> [SHORT TASK] From the listing below, pick out each line with the word "следующей".

(Stored records)
• • • •

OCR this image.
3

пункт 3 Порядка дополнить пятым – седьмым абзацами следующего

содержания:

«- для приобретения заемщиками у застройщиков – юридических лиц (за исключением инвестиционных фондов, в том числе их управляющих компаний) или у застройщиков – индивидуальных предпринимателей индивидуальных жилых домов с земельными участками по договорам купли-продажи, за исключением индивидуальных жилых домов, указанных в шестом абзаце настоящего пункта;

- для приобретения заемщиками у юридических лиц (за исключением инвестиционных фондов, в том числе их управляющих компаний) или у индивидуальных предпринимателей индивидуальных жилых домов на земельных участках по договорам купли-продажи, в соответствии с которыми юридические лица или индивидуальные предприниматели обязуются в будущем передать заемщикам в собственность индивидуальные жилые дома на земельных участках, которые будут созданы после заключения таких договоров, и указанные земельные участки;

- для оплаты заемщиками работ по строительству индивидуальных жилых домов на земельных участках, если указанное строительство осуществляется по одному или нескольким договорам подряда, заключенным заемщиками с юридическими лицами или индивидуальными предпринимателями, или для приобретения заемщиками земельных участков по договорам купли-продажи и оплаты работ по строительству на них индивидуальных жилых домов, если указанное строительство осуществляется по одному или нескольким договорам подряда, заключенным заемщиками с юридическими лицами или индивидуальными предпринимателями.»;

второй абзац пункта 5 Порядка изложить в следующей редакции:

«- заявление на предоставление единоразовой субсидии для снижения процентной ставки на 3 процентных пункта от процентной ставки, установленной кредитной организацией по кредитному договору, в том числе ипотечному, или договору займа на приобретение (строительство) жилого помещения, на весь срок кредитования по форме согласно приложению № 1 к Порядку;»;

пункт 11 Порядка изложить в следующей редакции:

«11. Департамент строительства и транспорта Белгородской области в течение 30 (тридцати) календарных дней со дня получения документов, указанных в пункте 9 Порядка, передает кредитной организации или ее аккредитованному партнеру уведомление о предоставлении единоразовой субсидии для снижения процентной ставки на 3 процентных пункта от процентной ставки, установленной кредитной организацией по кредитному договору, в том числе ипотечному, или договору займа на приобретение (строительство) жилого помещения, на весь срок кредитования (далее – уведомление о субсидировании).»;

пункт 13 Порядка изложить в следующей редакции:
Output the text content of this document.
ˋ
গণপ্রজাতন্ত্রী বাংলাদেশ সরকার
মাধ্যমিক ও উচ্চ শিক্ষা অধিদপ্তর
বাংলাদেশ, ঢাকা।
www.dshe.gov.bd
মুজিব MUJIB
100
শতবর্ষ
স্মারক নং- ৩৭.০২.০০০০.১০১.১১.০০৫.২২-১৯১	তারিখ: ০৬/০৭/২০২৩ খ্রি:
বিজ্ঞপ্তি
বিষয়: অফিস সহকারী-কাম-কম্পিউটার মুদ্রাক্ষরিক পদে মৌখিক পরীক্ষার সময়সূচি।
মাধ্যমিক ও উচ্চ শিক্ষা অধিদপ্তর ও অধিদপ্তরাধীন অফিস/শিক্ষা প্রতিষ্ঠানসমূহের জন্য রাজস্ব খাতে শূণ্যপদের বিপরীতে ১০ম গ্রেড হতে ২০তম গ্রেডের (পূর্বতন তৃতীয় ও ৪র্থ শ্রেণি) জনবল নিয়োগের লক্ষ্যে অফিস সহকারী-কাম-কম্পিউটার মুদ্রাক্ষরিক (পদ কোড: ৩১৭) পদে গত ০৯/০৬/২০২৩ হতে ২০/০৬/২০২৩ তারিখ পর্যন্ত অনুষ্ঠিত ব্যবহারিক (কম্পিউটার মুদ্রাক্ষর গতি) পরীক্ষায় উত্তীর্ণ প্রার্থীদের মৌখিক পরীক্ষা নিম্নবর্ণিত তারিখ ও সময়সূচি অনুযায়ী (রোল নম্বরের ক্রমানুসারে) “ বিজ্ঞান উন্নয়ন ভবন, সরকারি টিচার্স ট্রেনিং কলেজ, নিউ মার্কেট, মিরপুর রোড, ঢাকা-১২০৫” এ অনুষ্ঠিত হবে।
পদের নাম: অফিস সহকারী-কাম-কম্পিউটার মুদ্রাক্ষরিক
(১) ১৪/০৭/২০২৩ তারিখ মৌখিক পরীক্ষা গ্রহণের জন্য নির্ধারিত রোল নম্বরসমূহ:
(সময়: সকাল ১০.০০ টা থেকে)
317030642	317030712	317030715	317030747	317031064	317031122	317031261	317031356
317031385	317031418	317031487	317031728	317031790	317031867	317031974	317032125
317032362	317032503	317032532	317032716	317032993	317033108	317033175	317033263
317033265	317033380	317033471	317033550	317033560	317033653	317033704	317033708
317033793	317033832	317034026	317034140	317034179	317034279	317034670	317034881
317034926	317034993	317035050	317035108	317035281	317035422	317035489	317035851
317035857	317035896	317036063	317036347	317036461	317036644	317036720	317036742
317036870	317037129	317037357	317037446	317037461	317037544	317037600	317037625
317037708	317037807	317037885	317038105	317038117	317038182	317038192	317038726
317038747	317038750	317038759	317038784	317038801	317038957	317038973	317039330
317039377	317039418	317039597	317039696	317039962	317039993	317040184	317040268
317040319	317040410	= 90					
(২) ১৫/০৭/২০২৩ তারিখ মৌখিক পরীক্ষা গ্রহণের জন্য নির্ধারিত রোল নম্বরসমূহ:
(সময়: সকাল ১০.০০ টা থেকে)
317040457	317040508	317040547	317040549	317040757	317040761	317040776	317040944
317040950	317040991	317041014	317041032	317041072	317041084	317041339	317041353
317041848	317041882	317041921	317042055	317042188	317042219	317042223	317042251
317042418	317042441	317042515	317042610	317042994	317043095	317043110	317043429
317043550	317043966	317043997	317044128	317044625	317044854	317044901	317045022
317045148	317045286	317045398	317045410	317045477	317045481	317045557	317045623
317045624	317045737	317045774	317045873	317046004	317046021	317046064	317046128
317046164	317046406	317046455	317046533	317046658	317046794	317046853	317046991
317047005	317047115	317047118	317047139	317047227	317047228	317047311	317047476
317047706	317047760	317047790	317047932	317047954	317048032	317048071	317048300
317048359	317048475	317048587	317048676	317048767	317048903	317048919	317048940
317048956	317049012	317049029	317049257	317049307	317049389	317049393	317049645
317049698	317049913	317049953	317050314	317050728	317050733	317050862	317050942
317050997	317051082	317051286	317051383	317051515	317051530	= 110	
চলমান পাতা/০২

• • • •

> [RESPONSE TO THE EXERCISE]
второй абзац пункта 5 Порядка изложить в следующей редакции:
пункт 11 Порядка изложить в следующей редакции:
пункт 13 Порядка изложить в следующей редакции:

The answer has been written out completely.